----- Document segment -----
But here is what the current data also shows: Austin home prices are still approximately $105,000 below their 2022 peak. Days on market are at their highest since 2011. Nearly half of all active listings have already had at least one price reduction. Sellers are negotiating. For a Gen Z buyer who has been watching from the sidelines, the combination of corrected prices, motivated sellers, and mortgage rates around 6.3 percent represents one of the better entry windows this market has offered since before the pandemic.
If you are a renter in Austin right now and have been wondering whether to keep waiting or start moving toward homeownership, I am happy to pull the specific numbers for your situation. A conversation costs nothing. What you might be missing by waiting is harder to calculate.
The Data Center Boom Is Building a Supply Chain Economy Right Here in Georgetown
When people talk about Austin's data center boom, the conversation usually focuses on the facilities themselves. What gets less attention is the ecosystem of companies forming around those facilities, and what that ecosystem means for long-term job growth across the metro.
----- Excerpted records -----
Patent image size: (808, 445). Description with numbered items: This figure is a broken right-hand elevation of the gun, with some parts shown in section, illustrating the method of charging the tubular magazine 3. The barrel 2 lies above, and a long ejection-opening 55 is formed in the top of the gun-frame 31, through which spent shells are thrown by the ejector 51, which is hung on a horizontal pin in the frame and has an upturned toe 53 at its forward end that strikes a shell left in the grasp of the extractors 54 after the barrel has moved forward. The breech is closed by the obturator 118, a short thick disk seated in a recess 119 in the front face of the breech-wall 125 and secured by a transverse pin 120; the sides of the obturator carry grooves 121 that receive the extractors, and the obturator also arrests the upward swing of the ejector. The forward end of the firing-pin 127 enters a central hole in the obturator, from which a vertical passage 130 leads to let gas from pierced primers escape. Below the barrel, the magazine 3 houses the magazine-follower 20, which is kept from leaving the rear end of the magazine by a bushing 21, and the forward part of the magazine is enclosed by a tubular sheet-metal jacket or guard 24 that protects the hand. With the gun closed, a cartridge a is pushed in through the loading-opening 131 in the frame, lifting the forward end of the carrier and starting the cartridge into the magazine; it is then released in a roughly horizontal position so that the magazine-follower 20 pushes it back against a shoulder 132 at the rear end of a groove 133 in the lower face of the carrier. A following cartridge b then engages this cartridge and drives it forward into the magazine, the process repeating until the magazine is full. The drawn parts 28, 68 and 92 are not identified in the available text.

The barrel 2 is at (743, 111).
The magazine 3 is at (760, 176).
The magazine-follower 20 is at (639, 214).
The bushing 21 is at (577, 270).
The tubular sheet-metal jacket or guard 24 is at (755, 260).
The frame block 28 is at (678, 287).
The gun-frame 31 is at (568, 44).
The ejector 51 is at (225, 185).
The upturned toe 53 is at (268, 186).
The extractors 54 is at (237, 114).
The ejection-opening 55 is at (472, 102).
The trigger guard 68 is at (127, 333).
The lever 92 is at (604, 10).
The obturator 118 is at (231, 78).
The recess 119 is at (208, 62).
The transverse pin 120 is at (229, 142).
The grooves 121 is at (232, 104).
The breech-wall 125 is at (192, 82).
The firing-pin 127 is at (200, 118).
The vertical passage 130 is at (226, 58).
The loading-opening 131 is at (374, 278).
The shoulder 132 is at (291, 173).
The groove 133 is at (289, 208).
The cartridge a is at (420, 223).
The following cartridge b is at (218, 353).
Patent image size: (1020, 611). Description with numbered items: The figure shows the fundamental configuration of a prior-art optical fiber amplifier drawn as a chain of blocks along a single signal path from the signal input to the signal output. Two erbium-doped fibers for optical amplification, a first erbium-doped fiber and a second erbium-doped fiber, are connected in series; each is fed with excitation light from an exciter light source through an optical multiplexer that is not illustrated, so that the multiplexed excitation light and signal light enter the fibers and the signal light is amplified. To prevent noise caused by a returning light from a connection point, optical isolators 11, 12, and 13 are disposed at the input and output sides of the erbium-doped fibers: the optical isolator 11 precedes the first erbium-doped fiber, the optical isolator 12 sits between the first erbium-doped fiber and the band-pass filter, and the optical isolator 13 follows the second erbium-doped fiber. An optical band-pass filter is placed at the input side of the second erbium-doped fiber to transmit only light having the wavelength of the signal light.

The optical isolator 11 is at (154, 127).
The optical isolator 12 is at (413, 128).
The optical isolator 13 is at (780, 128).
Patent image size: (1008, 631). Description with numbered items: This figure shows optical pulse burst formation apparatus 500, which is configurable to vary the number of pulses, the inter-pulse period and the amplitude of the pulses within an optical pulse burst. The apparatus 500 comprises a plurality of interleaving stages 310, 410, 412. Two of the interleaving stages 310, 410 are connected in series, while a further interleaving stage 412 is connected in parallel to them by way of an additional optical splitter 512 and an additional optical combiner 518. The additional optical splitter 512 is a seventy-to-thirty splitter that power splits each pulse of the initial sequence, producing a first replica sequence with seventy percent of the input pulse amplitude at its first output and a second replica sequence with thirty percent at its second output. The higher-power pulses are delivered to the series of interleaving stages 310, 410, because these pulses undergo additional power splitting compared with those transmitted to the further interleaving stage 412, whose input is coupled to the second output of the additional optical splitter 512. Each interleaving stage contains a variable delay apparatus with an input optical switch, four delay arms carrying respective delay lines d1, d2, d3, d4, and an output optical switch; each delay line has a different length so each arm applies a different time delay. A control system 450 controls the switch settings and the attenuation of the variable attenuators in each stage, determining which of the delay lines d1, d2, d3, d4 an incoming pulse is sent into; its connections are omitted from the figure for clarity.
-----
Action item. Extract everything from "But here is" down to "harder to calculate." in the Austin real estate text, copying it word for word.

Reply to the exercise.
But here is what the current data also shows: Austin home prices are still approximately $105,000 below their 2022 peak. Days on market are at their highest since 2011. Nearly half of all active listings have already had at least one price reduction. Sellers are negotiating. For a Gen Z buyer who has been watching from the sidelines, the combination of corrected prices, motivated sellers, and mortgage rates around 6.3 percent represents one of the better entry windows this market has offered since before the pandemic.
If you are a renter in Austin right now and have been wondering whether to keep waiting or start moving toward homeownership, I am happy to pull the specific numbers for your situation. A conversation costs nothing. What you might be missing by waiting is harder to calculate.